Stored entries
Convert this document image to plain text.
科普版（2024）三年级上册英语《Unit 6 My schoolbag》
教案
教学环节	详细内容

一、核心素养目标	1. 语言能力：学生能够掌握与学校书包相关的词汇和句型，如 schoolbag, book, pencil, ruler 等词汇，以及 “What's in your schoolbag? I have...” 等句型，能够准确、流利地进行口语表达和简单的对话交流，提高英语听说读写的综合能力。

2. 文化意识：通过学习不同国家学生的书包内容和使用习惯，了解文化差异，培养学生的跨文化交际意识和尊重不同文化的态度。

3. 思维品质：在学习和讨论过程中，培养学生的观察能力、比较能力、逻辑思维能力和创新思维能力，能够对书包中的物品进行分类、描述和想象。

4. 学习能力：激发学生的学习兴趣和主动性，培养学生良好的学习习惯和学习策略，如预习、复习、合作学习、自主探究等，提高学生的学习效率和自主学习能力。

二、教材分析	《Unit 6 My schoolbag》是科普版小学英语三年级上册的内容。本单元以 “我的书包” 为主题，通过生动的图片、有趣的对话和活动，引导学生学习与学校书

Written instruction
Copy out all of the data exactly, leaving nothing out.

Reply
Convert this document image to plain text.
科普版（2024）三年级上册英语《Unit 6 My schoolbag》
教案
教学环节	详细内容

一、核心素养目标	1. 语言能力：学生能够掌握与学校书包相关的词汇和句型，如 schoolbag, book, pencil, ruler 等词汇，以及 “What's in your schoolbag? I have...” 等句型，能够准确、流利地进行口语表达和简单的对话交流，提高英语听说读写的综合能力。

2. 文化意识：通过学习不同国家学生的书包内容和使用习惯，了解文化差异，培养学生的跨文化交际意识和尊重不同文化的态度。

3. 思维品质：在学习和讨论过程中，培养学生的观察能力、比较能力、逻辑思维能力和创新思维能力，能够对书包中的物品进行分类、描述和想象。

4. 学习能力：激发学生的学习兴趣和主动性，培养学生良好的学习习惯和学习策略，如预习、复习、合作学习、自主探究等，提高学生的学习效率和自主学习能力。

二、教材分析	《Unit 6 My schoolbag》是科普版小学英语三年级上册的内容。本单元以 “我的书包” 为主题，通过生动的图片、有趣的对话和活动，引导学生学习与学校书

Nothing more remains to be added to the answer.